▸ **WRITTEN EXERCISE**:
Every entry below must be repeated exactly; skip the pictures.

[begin INPUT DATA]

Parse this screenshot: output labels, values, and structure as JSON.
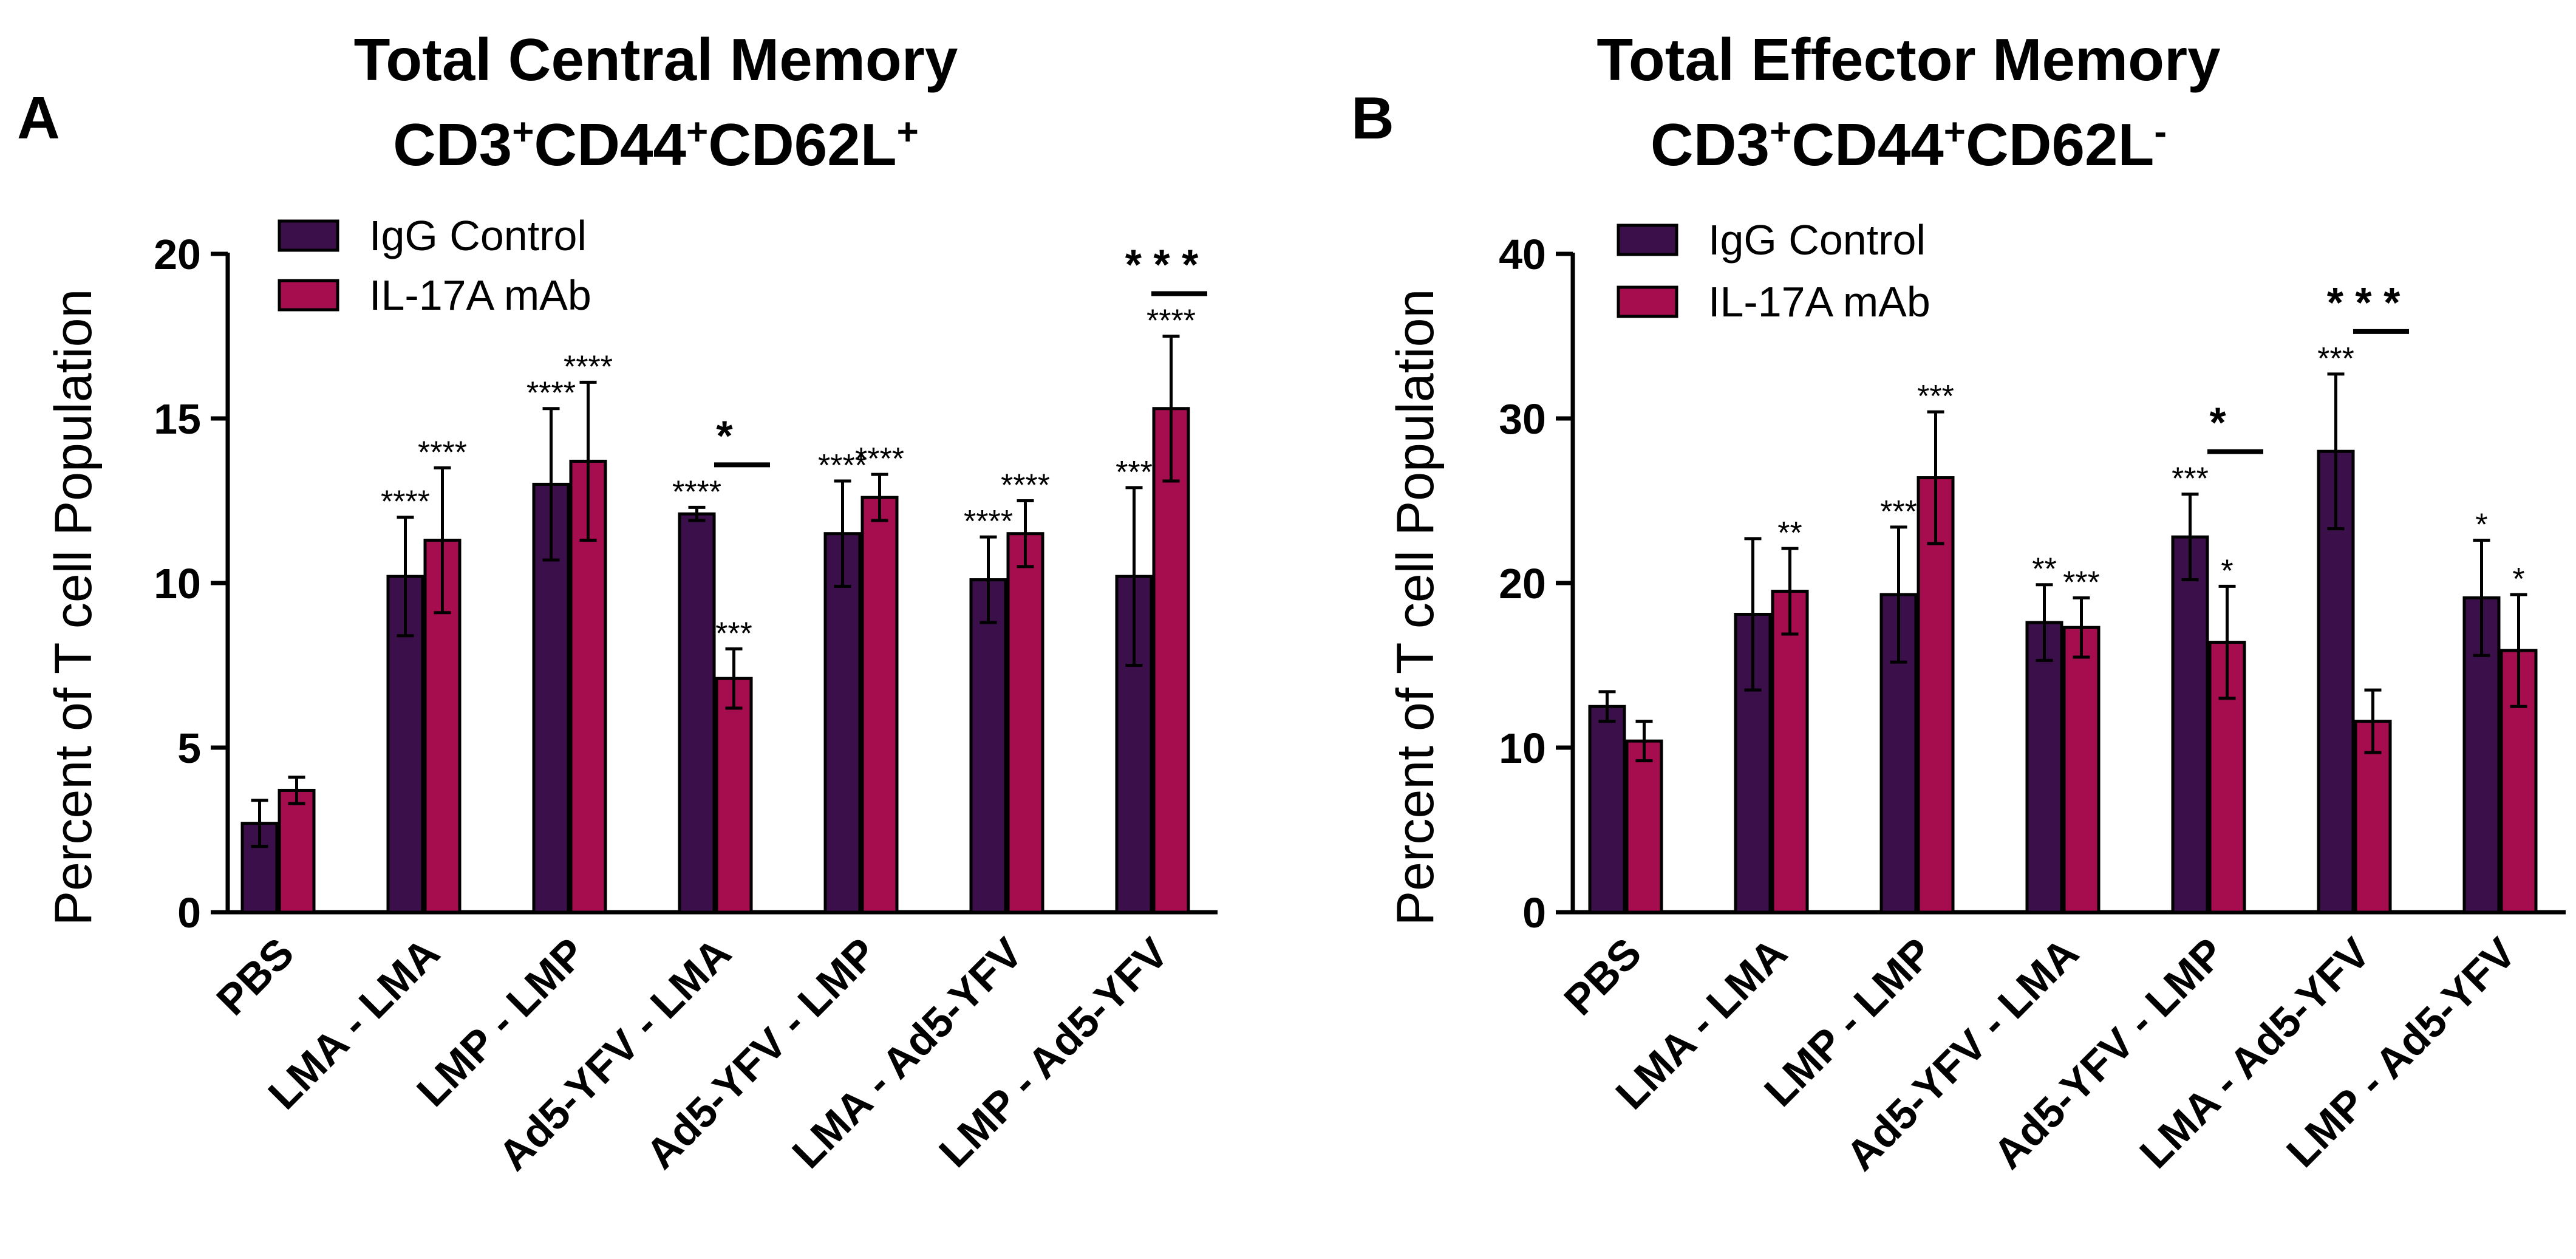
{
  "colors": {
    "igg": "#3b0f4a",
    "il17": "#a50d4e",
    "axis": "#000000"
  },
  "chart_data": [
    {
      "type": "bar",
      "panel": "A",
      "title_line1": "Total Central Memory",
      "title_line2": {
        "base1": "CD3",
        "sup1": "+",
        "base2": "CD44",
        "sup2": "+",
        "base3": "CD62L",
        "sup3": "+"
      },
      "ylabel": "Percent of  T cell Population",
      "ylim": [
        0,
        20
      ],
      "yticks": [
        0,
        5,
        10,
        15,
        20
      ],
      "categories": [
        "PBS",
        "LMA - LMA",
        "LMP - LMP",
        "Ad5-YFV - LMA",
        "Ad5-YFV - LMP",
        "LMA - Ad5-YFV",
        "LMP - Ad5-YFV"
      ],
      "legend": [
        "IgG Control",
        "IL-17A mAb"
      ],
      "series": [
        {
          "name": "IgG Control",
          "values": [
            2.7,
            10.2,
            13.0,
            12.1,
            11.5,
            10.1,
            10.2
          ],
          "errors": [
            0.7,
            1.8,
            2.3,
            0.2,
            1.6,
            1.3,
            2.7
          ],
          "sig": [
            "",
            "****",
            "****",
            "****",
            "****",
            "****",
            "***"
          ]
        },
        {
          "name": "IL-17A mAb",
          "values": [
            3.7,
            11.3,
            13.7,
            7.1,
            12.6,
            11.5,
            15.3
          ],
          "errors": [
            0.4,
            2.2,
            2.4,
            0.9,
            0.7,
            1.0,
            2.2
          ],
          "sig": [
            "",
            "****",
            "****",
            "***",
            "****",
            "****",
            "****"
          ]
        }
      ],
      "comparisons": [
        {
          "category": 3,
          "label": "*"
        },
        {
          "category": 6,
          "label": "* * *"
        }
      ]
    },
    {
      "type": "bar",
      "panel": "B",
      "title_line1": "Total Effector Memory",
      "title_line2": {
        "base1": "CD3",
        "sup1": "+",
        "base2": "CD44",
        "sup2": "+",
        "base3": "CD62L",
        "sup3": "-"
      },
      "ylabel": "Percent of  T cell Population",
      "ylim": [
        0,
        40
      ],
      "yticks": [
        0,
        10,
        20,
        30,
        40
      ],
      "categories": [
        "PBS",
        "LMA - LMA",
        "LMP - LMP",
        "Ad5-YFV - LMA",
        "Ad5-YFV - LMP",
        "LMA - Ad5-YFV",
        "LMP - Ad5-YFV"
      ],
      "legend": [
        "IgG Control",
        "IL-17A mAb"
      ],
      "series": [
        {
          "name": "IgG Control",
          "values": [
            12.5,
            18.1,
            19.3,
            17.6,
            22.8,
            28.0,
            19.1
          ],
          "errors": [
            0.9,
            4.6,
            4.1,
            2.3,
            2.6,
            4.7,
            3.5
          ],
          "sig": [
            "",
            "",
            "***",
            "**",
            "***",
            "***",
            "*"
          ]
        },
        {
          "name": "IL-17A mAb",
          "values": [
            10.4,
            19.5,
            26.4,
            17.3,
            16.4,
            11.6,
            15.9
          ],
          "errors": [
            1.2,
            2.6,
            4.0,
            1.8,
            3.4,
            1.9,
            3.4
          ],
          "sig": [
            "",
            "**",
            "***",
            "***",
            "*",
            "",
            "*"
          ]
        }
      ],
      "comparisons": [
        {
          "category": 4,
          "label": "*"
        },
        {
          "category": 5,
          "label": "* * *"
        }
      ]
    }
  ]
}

[end INPUT DATA]

▸ **RESULT FOR THIS TASK**:
Parse this screenshot: output labels, values, and structure as JSON.
{
  "colors": {
    "igg": "#3b0f4a",
    "il17": "#a50d4e",
    "axis": "#000000"
  },
  "chart_data": [
    {
      "type": "bar",
      "panel": "A",
      "title_line1": "Total Central Memory",
      "title_line2": {
        "base1": "CD3",
        "sup1": "+",
        "base2": "CD44",
        "sup2": "+",
        "base3": "CD62L",
        "sup3": "+"
      },
      "ylabel": "Percent of  T cell Population",
      "ylim": [
        0,
        20
      ],
      "yticks": [
        0,
        5,
        10,
        15,
        20
      ],
      "categories": [
        "PBS",
        "LMA - LMA",
        "LMP - LMP",
        "Ad5-YFV - LMA",
        "Ad5-YFV - LMP",
        "LMA - Ad5-YFV",
        "LMP - Ad5-YFV"
      ],
      "legend": [
        "IgG Control",
        "IL-17A mAb"
      ],
      "series": [
        {
          "name": "IgG Control",
          "values": [
            2.7,
            10.2,
            13.0,
            12.1,
            11.5,
            10.1,
            10.2
          ],
          "errors": [
            0.7,
            1.8,
            2.3,
            0.2,
            1.6,
            1.3,
            2.7
          ],
          "sig": [
            "",
            "****",
            "****",
            "****",
            "****",
            "****",
            "***"
          ]
        },
        {
          "name": "IL-17A mAb",
          "values": [
            3.7,
            11.3,
            13.7,
            7.1,
            12.6,
            11.5,
            15.3
          ],
          "errors": [
            0.4,
            2.2,
            2.4,
            0.9,
            0.7,
            1.0,
            2.2
          ],
          "sig": [
            "",
            "****",
            "****",
            "***",
            "****",
            "****",
            "****"
          ]
        }
      ],
      "comparisons": [
        {
          "category": 3,
          "label": "*"
        },
        {
          "category": 6,
          "label": "* * *"
        }
      ]
    },
    {
      "type": "bar",
      "panel": "B",
      "title_line1": "Total Effector Memory",
      "title_line2": {
        "base1": "CD3",
        "sup1": "+",
        "base2": "CD44",
        "sup2": "+",
        "base3": "CD62L",
        "sup3": "-"
      },
      "ylabel": "Percent of  T cell Population",
      "ylim": [
        0,
        40
      ],
      "yticks": [
        0,
        10,
        20,
        30,
        40
      ],
      "categories": [
        "PBS",
        "LMA - LMA",
        "LMP - LMP",
        "Ad5-YFV - LMA",
        "Ad5-YFV - LMP",
        "LMA - Ad5-YFV",
        "LMP - Ad5-YFV"
      ],
      "legend": [
        "IgG Control",
        "IL-17A mAb"
      ],
      "series": [
        {
          "name": "IgG Control",
          "values": [
            12.5,
            18.1,
            19.3,
            17.6,
            22.8,
            28.0,
            19.1
          ],
          "errors": [
            0.9,
            4.6,
            4.1,
            2.3,
            2.6,
            4.7,
            3.5
          ],
          "sig": [
            "",
            "",
            "***",
            "**",
            "***",
            "***",
            "*"
          ]
        },
        {
          "name": "IL-17A mAb",
          "values": [
            10.4,
            19.5,
            26.4,
            17.3,
            16.4,
            11.6,
            15.9
          ],
          "errors": [
            1.2,
            2.6,
            4.0,
            1.8,
            3.4,
            1.9,
            3.4
          ],
          "sig": [
            "",
            "**",
            "***",
            "***",
            "*",
            "",
            "*"
          ]
        }
      ],
      "comparisons": [
        {
          "category": 4,
          "label": "*"
        },
        {
          "category": 5,
          "label": "* * *"
        }
      ]
    }
  ]
}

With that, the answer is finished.